Data shown:
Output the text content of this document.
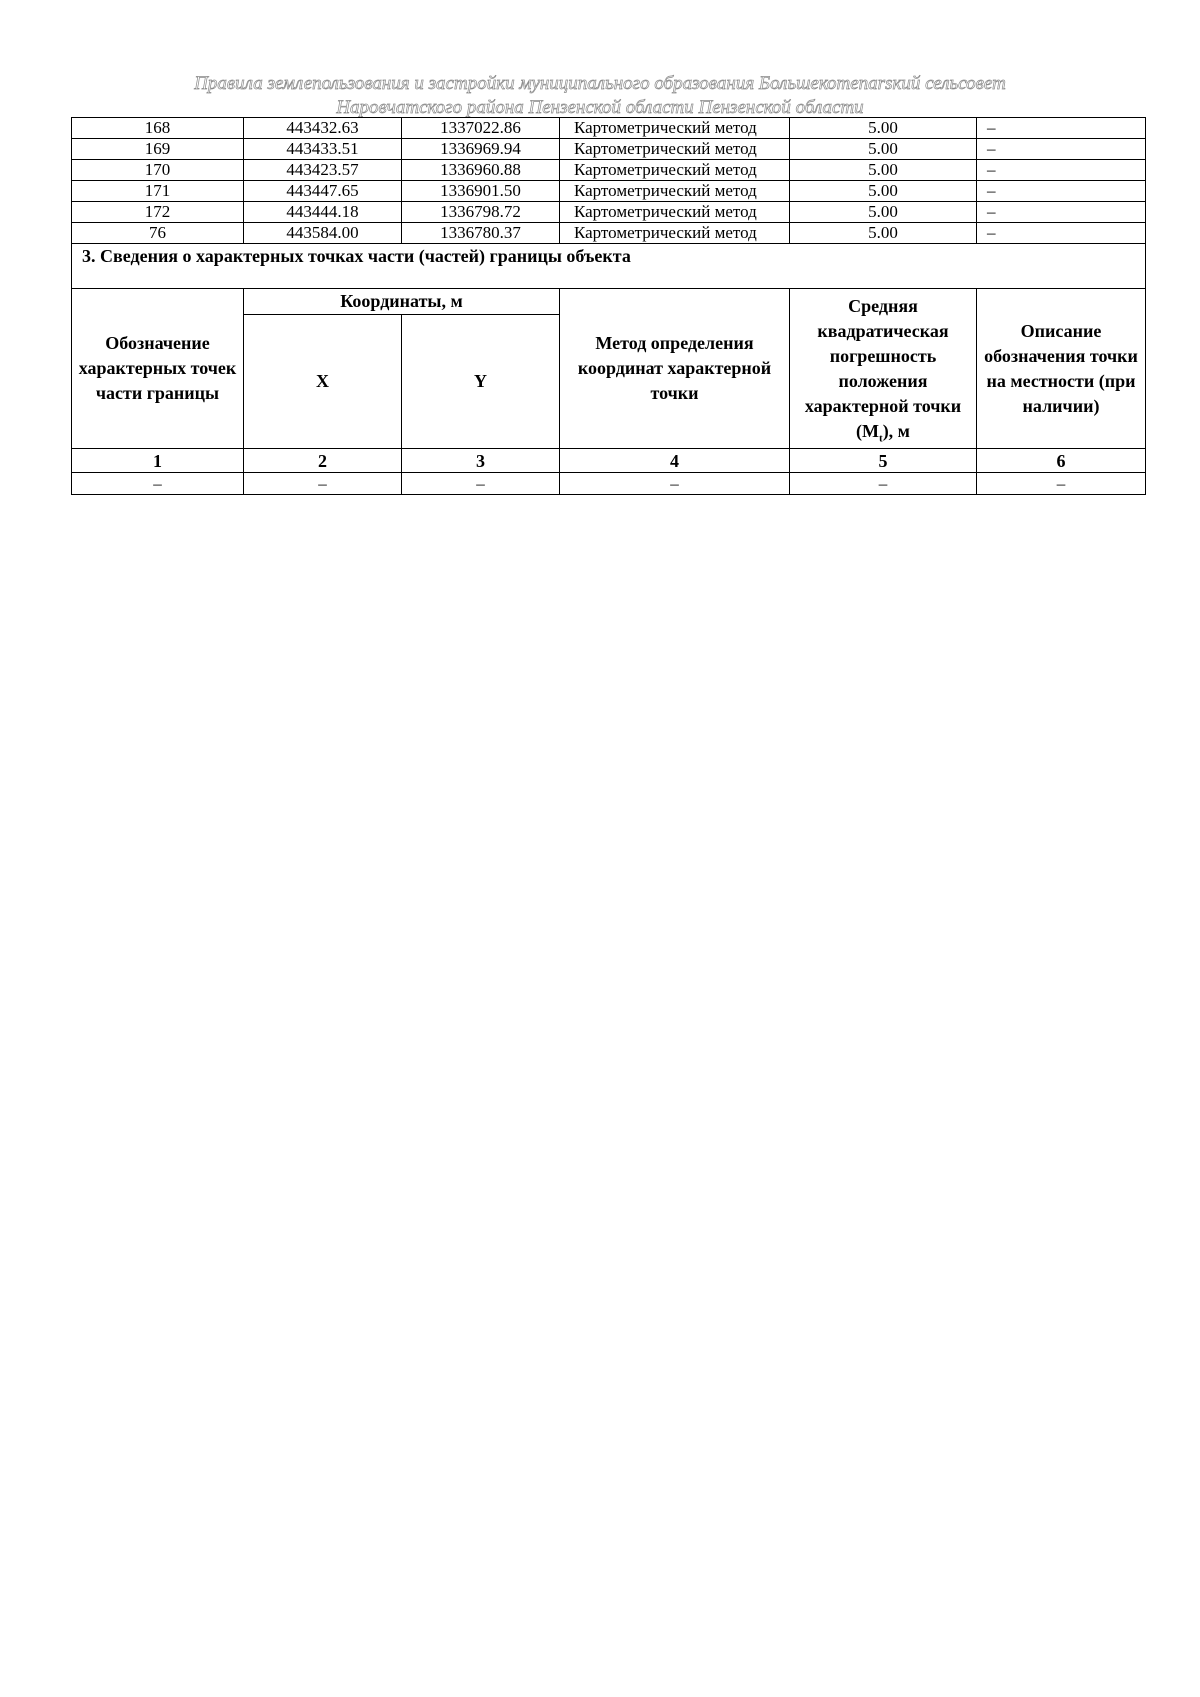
Правила землепользования и застройки муниципального образования Большекоmenarsкий сельсовет
Наровчатского района Пензенской области Пензенской области
168	443432.63	1337022.86	Картометрический метод	5.00	–
169	443433.51	1336969.94	Картометрический метод	5.00	–
170	443423.57	1336960.88	Картометрический метод	5.00	–
171	443447.65	1336901.50	Картометрический метод	5.00	–
172	443444.18	1336798.72	Картометрический метод	5.00	–
76	443584.00	1336780.37	Картометрический метод	5.00	–
3. Сведения о характерных точках части (частей) границы объекта					
Обозначение характерных точек части границы	Координаты, м		Метод определения координат характерной точки	Средняя квадратическая погрешность положения характерной точки $(M_t)$, м	Описание обозначения точки на местности (при наличии)
	X	Y			
1	2	3	4	5	6
–	–	–	–	–	–
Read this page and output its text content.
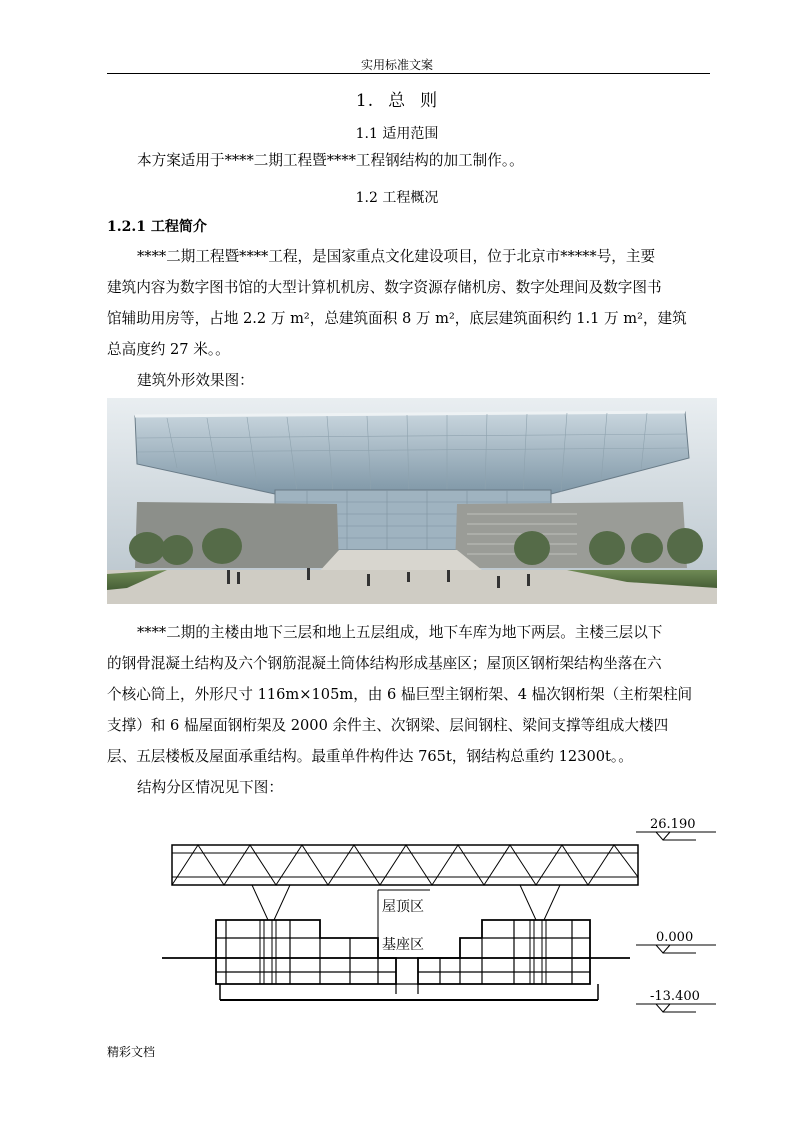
实用标准文案
1. 总 则
1.1 适用范围
本方案适用于****二期工程暨****工程钢结构的加工制作。。
1.2 工程概况
1.2.1 工程简介
****二期工程暨****工程，是国家重点文化建设项目，位于北京市*****号，主要
建筑内容为数字图书馆的大型计算机机房、数字资源存储机房、数字处理间及数字图书
馆辅助用房等，占地 2.2 万 m²，总建筑面积 8 万 m²，底层建筑面积约 1.1 万 m²，建筑
总高度约 27 米。。
建筑外形效果图：
****二期的主楼由地下三层和地上五层组成，地下车库为地下两层。主楼三层以下
的钢骨混凝土结构及六个钢筋混凝土筒体结构形成基座区；屋顶区钢桁架结构坐落在六
个核心筒上，外形尺寸 116m×105m，由 6 榀巨型主钢桁架、4 榀次钢桁架（主桁架柱间
支撑）和 6 榀屋面钢桁架及 2000 余件主、次钢梁、层间钢柱、梁间支撑等组成大楼四
层、五层楼板及屋面承重结构。最重单件构件达 765t，钢结构总重约 12300t。。
结构分区情况见下图：
屋顶区
基座区
26.190
0.000
-13.400
精彩文档
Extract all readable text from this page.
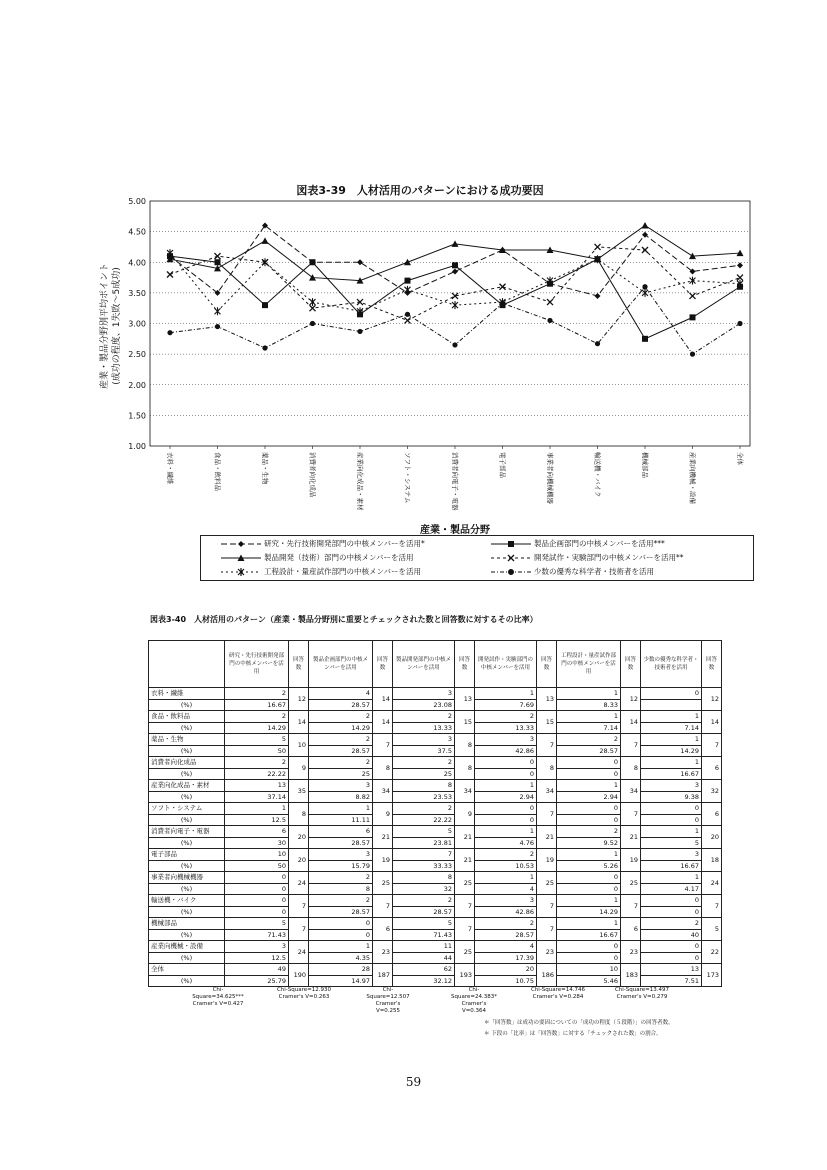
1.00
1.50
2.00
2.50
3.00
3.50
4.00
4.50
5.00
衣料・繊維	食品・飲料品	薬品・生物	消費者向化成品	産業向化成品・素材	ソフト・システム	消費者向電子・電器	電子部品	事業者向機械機器	輸送機・バイク	機械部品	産業向機械・設備	全体
図表3-39　人材活用のパターンにおける成功要因
産業・製品分野
産業・製品分野別平均ポイント (成功の程度、1失敗～5成功)
研究・先行技術開発部門の中核メンバーを活用*	製品企画部門の中核メンバーを活用***
製品開発（技術）部門の中核メンバーを活用	開発試作・実験部門の中核メンバーを活用**
工程設計・量産試作部門の中核メンバーを活用	少数の優秀な科学者・技術者を活用
図表3-40　人材活用のパターン（産業・製品分野別に重要とチェックされた数と回答数に対するその比率）
	研究・先行技術開発部門の中核メンバーを活用	回答数	製品企画部門の中核メンバーを活用	回答数	製品開発部門の中核メンバーを活用	回答数	開発試作・実験部門の中核メンバーを活用	回答数	工程設計・量産試作部門の中核メンバーを活用	回答数	少数の優秀な科学者・技術者を活用	回答数
衣料・繊維	2	12	4	14	3	13	1	13	1	12	0	12
(%)	16.67		28.57		23.08		7.69		8.33			
食品・飲料品	2	14	2	14	2	15	2	15	1	14	1	14
(%)	14.29		14.29		13.33		13.33		7.14		7.14	
薬品・生物	5	10	2	7	3	8	3	7	2	7	1	7
(%)	50		28.57		37.5		42.86		28.57		14.29	
消費者向化成品	2	9	2	8	2	8	0	8	0	8	1	6
(%)	22.22		25		25		0		0		16.67	
産業向化成品・素材	13	35	3	34	8	34	1	34	1	34	3	32
(%)	37.14		8.82		23.53		2.94		2.94		9.38	
ソフト・システム	1	8	1	9	2	9	0	7	0	7	0	6
(%)	12.5		11.11		22.22		0		0		0	
消費者向電子・電器	6	20	6	21	5	21	1	21	2	21	1	20
(%)	30		28.57		23.81		4.76		9.52		5	
電子部品	10	20	3	19	7	21	2	19	1	19	3	18
(%)	50		15.79		33.33		10.53		5.26		16.67	
事業者向機械機器	0	24	2	25	8	25	1	25	0	25	1	24
(%)	0		8		32		4		0		4.17	
輸送機・バイク	0	7	2	7	2	7	3	7	1	7	0	7
(%)	0		28.57		28.57		42.86		14.29		0	
機械部品	5	7	0	6	5	7	2	7	1	6	2	5
(%)	71.43		0		71.43		28.57		16.67		40	
産業向機械・設備	3	24	1	23	11	25	4	23	0	23	0	22
(%)	12.5		4.35		44		17.39		0		0	
全体	49	190	28	187	62	193	20	186	10	183	13	173
(%)	25.79		14.97		32.12		10.75		5.46		7.51	
Chi-
Square=34.625***
Cramer's V=0.427
Chi-Square=12.930
Cramer's V=0.263
Chi-
Square=12.507
Cramer's
V=0.255
Chi-
Square=24.383*
Cramer's
V=0.364
Chi-Square=14.746
Cramer's V=0.284
Chi-Square=13.497
Cramer's V=0.279
＊「回答数」は成功の要因についての「成功の程度（５段階）」の回答者数。
＊ 下段の「比率」は「回答数」に対する「チェックされた数」の割合。
59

Goal of the exercise:
Every entry above is to be set down exactly; the pictures are to be left out.

Solution to this problem:
Output the text content of this document.
Правила землепользования и застройки муниципального образования Большекоmenarsкий сельсовет
Наровчатского района Пензенской области Пензенской области
168	443432.63	1337022.86	Картометрический метод	5.00	–
169	443433.51	1336969.94	Картометрический метод	5.00	–
170	443423.57	1336960.88	Картометрический метод	5.00	–
171	443447.65	1336901.50	Картометрический метод	5.00	–
172	443444.18	1336798.72	Картометрический метод	5.00	–
76	443584.00	1336780.37	Картометрический метод	5.00	–
3. Сведения о характерных точках части (частей) границы объекта					
Обозначение характерных точек части границы	Координаты, м		Метод определения координат характерной точки	Средняя квадратическая погрешность положения характерной точки $(M_t)$, м	Описание обозначения точки на местности (при наличии)
	X	Y			
1	2	3	4	5	6
–	–	–	–	–	–
Read this page and output its text content.
实用标准文案
1. 总 则
1.1 适用范围
本方案适用于****二期工程暨****工程钢结构的加工制作。。
1.2 工程概况
1.2.1 工程简介
****二期工程暨****工程，是国家重点文化建设项目，位于北京市*****号，主要
建筑内容为数字图书馆的大型计算机机房、数字资源存储机房、数字处理间及数字图书
馆辅助用房等，占地 2.2 万 m²，总建筑面积 8 万 m²，底层建筑面积约 1.1 万 m²，建筑
总高度约 27 米。。
建筑外形效果图：
****二期的主楼由地下三层和地上五层组成，地下车库为地下两层。主楼三层以下
的钢骨混凝土结构及六个钢筋混凝土筒体结构形成基座区；屋顶区钢桁架结构坐落在六
个核心筒上，外形尺寸 116m×105m，由 6 榀巨型主钢桁架、4 榀次钢桁架（主桁架柱间
支撑）和 6 榀屋面钢桁架及 2000 余件主、次钢梁、层间钢柱、梁间支撑等组成大楼四
层、五层楼板及屋面承重结构。最重单件构件达 765t，钢结构总重约 12300t。。
结构分区情况见下图：
屋顶区
基座区
26.190
0.000
-13.400
精彩文档
Extract all readable text from this page.
1.00
1.50
2.00
2.50
3.00
3.50
4.00
4.50
5.00
衣料・繊維	食品・飲料品	薬品・生物	消費者向化成品	産業向化成品・素材	ソフト・システム	消費者向電子・電器	電子部品	事業者向機械機器	輸送機・バイク	機械部品	産業向機械・設備	全体
図表3-39　人材活用のパターンにおける成功要因
産業・製品分野
産業・製品分野別平均ポイント (成功の程度、1失敗～5成功)
研究・先行技術開発部門の中核メンバーを活用*	製品企画部門の中核メンバーを活用***
製品開発（技術）部門の中核メンバーを活用	開発試作・実験部門の中核メンバーを活用**
工程設計・量産試作部門の中核メンバーを活用	少数の優秀な科学者・技術者を活用
図表3-40　人材活用のパターン（産業・製品分野別に重要とチェックされた数と回答数に対するその比率）
	研究・先行技術開発部門の中核メンバーを活用	回答数	製品企画部門の中核メンバーを活用	回答数	製品開発部門の中核メンバーを活用	回答数	開発試作・実験部門の中核メンバーを活用	回答数	工程設計・量産試作部門の中核メンバーを活用	回答数	少数の優秀な科学者・技術者を活用	回答数
衣料・繊維	2	12	4	14	3	13	1	13	1	12	0	12
(%)	16.67		28.57		23.08		7.69		8.33			
食品・飲料品	2	14	2	14	2	15	2	15	1	14	1	14
(%)	14.29		14.29		13.33		13.33		7.14		7.14	
薬品・生物	5	10	2	7	3	8	3	7	2	7	1	7
(%)	50		28.57		37.5		42.86		28.57		14.29	
消費者向化成品	2	9	2	8	2	8	0	8	0	8	1	6
(%)	22.22		25		25		0		0		16.67	
産業向化成品・素材	13	35	3	34	8	34	1	34	1	34	3	32
(%)	37.14		8.82		23.53		2.94		2.94		9.38	
ソフト・システム	1	8	1	9	2	9	0	7	0	7	0	6
(%)	12.5		11.11		22.22		0		0		0	
消費者向電子・電器	6	20	6	21	5	21	1	21	2	21	1	20
(%)	30		28.57		23.81		4.76		9.52		5	
電子部品	10	20	3	19	7	21	2	19	1	19	3	18
(%)	50		15.79		33.33		10.53		5.26		16.67	
事業者向機械機器	0	24	2	25	8	25	1	25	0	25	1	24
(%)	0		8		32		4		0		4.17	
輸送機・バイク	0	7	2	7	2	7	3	7	1	7	0	7
(%)	0		28.57		28.57		42.86		14.29		0	
機械部品	5	7	0	6	5	7	2	7	1	6	2	5
(%)	71.43		0		71.43		28.57		16.67		40	
産業向機械・設備	3	24	1	23	11	25	4	23	0	23	0	22
(%)	12.5		4.35		44		17.39		0		0	
全体	49	190	28	187	62	193	20	186	10	183	13	173
(%)	25.79		14.97		32.12		10.75		5.46		7.51	
Chi-
Square=34.625***
Cramer's V=0.427
Chi-Square=12.930
Cramer's V=0.263
Chi-
Square=12.507
Cramer's
V=0.255
Chi-
Square=24.383*
Cramer's
V=0.364
Chi-Square=14.746
Cramer's V=0.284
Chi-Square=13.497
Cramer's V=0.279
＊「回答数」は成功の要因についての「成功の程度（５段階）」の回答者数。
＊ 下段の「比率」は「回答数」に対する「チェックされた数」の割合。
59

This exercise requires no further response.